Prompt
Render the following material again verbatim, leaving nothing out.

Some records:
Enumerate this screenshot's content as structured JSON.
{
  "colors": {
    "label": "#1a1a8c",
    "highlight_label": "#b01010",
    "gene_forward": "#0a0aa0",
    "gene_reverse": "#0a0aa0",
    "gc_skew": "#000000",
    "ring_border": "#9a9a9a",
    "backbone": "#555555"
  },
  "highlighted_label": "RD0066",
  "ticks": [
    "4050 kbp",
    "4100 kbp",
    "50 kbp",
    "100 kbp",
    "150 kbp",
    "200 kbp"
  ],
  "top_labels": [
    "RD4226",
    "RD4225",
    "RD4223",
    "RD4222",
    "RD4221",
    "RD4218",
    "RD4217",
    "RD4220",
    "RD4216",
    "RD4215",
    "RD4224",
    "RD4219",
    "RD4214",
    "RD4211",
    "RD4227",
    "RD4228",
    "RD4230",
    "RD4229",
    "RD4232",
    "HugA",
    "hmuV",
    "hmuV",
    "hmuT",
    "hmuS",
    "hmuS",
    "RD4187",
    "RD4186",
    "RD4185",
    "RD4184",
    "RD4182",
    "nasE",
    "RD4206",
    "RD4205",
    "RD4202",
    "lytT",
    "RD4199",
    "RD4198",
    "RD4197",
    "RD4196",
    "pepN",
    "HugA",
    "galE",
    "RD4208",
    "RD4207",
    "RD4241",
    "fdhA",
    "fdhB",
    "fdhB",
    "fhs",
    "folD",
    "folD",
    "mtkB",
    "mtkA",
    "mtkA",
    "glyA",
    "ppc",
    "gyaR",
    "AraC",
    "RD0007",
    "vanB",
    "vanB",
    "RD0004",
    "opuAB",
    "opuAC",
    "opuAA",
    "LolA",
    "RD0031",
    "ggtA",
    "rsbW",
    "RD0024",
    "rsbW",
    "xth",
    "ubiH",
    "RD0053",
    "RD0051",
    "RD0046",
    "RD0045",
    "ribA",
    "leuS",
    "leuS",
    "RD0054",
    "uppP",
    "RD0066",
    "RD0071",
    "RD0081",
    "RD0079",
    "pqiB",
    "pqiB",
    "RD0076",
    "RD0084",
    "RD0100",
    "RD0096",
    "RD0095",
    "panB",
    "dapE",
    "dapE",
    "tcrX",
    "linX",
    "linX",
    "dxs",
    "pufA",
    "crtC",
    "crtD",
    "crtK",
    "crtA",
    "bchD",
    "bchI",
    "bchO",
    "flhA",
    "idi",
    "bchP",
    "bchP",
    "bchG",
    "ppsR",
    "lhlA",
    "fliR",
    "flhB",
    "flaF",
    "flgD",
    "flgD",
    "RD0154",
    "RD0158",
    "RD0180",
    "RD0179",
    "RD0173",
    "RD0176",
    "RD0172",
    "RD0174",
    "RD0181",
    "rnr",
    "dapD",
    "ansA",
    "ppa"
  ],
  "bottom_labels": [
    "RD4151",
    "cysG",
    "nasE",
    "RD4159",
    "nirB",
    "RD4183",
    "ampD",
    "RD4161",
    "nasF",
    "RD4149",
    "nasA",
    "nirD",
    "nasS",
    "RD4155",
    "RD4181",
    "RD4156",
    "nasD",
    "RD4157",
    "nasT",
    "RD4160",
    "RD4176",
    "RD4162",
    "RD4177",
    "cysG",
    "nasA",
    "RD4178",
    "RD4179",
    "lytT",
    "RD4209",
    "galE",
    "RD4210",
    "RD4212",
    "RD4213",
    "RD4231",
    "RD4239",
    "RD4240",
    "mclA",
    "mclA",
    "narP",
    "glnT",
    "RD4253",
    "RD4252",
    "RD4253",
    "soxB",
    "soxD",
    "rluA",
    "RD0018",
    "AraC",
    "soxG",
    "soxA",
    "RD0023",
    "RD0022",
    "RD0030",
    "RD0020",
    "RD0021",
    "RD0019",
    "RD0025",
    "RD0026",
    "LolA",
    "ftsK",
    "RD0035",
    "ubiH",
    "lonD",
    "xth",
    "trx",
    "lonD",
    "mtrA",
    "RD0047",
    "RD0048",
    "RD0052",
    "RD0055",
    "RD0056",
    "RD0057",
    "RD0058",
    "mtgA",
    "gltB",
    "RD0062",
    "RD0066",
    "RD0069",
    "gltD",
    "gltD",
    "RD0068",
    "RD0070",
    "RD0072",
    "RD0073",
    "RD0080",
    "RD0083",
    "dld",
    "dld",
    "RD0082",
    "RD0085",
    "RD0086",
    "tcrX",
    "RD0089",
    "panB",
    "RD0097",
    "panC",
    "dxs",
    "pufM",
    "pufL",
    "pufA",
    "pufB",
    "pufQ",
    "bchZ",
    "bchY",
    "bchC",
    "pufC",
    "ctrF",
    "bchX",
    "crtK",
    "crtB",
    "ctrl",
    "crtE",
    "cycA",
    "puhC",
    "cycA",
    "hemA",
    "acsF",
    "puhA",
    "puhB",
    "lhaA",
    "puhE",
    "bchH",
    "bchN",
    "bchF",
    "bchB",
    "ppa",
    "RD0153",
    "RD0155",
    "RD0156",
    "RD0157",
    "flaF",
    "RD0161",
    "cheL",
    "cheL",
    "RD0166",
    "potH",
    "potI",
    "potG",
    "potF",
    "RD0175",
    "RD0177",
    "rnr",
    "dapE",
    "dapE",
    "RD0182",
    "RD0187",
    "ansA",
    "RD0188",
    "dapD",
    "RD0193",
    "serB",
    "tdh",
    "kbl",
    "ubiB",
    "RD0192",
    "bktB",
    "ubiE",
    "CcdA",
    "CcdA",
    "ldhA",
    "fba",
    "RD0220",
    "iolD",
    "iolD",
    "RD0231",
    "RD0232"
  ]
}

Finished task
Enumerate this screenshot's content as structured JSON.
{
  "colors": {
    "label": "#1a1a8c",
    "highlight_label": "#b01010",
    "gene_forward": "#0a0aa0",
    "gene_reverse": "#0a0aa0",
    "gc_skew": "#000000",
    "ring_border": "#9a9a9a",
    "backbone": "#555555"
  },
  "highlighted_label": "RD0066",
  "ticks": [
    "4050 kbp",
    "4100 kbp",
    "50 kbp",
    "100 kbp",
    "150 kbp",
    "200 kbp"
  ],
  "top_labels": [
    "RD4226",
    "RD4225",
    "RD4223",
    "RD4222",
    "RD4221",
    "RD4218",
    "RD4217",
    "RD4220",
    "RD4216",
    "RD4215",
    "RD4224",
    "RD4219",
    "RD4214",
    "RD4211",
    "RD4227",
    "RD4228",
    "RD4230",
    "RD4229",
    "RD4232",
    "HugA",
    "hmuV",
    "hmuV",
    "hmuT",
    "hmuS",
    "hmuS",
    "RD4187",
    "RD4186",
    "RD4185",
    "RD4184",
    "RD4182",
    "nasE",
    "RD4206",
    "RD4205",
    "RD4202",
    "lytT",
    "RD4199",
    "RD4198",
    "RD4197",
    "RD4196",
    "pepN",
    "HugA",
    "galE",
    "RD4208",
    "RD4207",
    "RD4241",
    "fdhA",
    "fdhB",
    "fdhB",
    "fhs",
    "folD",
    "folD",
    "mtkB",
    "mtkA",
    "mtkA",
    "glyA",
    "ppc",
    "gyaR",
    "AraC",
    "RD0007",
    "vanB",
    "vanB",
    "RD0004",
    "opuAB",
    "opuAC",
    "opuAA",
    "LolA",
    "RD0031",
    "ggtA",
    "rsbW",
    "RD0024",
    "rsbW",
    "xth",
    "ubiH",
    "RD0053",
    "RD0051",
    "RD0046",
    "RD0045",
    "ribA",
    "leuS",
    "leuS",
    "RD0054",
    "uppP",
    "RD0066",
    "RD0071",
    "RD0081",
    "RD0079",
    "pqiB",
    "pqiB",
    "RD0076",
    "RD0084",
    "RD0100",
    "RD0096",
    "RD0095",
    "panB",
    "dapE",
    "dapE",
    "tcrX",
    "linX",
    "linX",
    "dxs",
    "pufA",
    "crtC",
    "crtD",
    "crtK",
    "crtA",
    "bchD",
    "bchI",
    "bchO",
    "flhA",
    "idi",
    "bchP",
    "bchP",
    "bchG",
    "ppsR",
    "lhlA",
    "fliR",
    "flhB",
    "flaF",
    "flgD",
    "flgD",
    "RD0154",
    "RD0158",
    "RD0180",
    "RD0179",
    "RD0173",
    "RD0176",
    "RD0172",
    "RD0174",
    "RD0181",
    "rnr",
    "dapD",
    "ansA",
    "ppa"
  ],
  "bottom_labels": [
    "RD4151",
    "cysG",
    "nasE",
    "RD4159",
    "nirB",
    "RD4183",
    "ampD",
    "RD4161",
    "nasF",
    "RD4149",
    "nasA",
    "nirD",
    "nasS",
    "RD4155",
    "RD4181",
    "RD4156",
    "nasD",
    "RD4157",
    "nasT",
    "RD4160",
    "RD4176",
    "RD4162",
    "RD4177",
    "cysG",
    "nasA",
    "RD4178",
    "RD4179",
    "lytT",
    "RD4209",
    "galE",
    "RD4210",
    "RD4212",
    "RD4213",
    "RD4231",
    "RD4239",
    "RD4240",
    "mclA",
    "mclA",
    "narP",
    "glnT",
    "RD4253",
    "RD4252",
    "RD4253",
    "soxB",
    "soxD",
    "rluA",
    "RD0018",
    "AraC",
    "soxG",
    "soxA",
    "RD0023",
    "RD0022",
    "RD0030",
    "RD0020",
    "RD0021",
    "RD0019",
    "RD0025",
    "RD0026",
    "LolA",
    "ftsK",
    "RD0035",
    "ubiH",
    "lonD",
    "xth",
    "trx",
    "lonD",
    "mtrA",
    "RD0047",
    "RD0048",
    "RD0052",
    "RD0055",
    "RD0056",
    "RD0057",
    "RD0058",
    "mtgA",
    "gltB",
    "RD0062",
    "RD0066",
    "RD0069",
    "gltD",
    "gltD",
    "RD0068",
    "RD0070",
    "RD0072",
    "RD0073",
    "RD0080",
    "RD0083",
    "dld",
    "dld",
    "RD0082",
    "RD0085",
    "RD0086",
    "tcrX",
    "RD0089",
    "panB",
    "RD0097",
    "panC",
    "dxs",
    "pufM",
    "pufL",
    "pufA",
    "pufB",
    "pufQ",
    "bchZ",
    "bchY",
    "bchC",
    "pufC",
    "ctrF",
    "bchX",
    "crtK",
    "crtB",
    "ctrl",
    "crtE",
    "cycA",
    "puhC",
    "cycA",
    "hemA",
    "acsF",
    "puhA",
    "puhB",
    "lhaA",
    "puhE",
    "bchH",
    "bchN",
    "bchF",
    "bchB",
    "ppa",
    "RD0153",
    "RD0155",
    "RD0156",
    "RD0157",
    "flaF",
    "RD0161",
    "cheL",
    "cheL",
    "RD0166",
    "potH",
    "potI",
    "potG",
    "potF",
    "RD0175",
    "RD0177",
    "rnr",
    "dapE",
    "dapE",
    "RD0182",
    "RD0187",
    "ansA",
    "RD0188",
    "dapD",
    "RD0193",
    "serB",
    "tdh",
    "kbl",
    "ubiB",
    "RD0192",
    "bktB",
    "ubiE",
    "CcdA",
    "CcdA",
    "ldhA",
    "fba",
    "RD0220",
    "iolD",
    "iolD",
    "RD0231",
    "RD0232"
  ]
}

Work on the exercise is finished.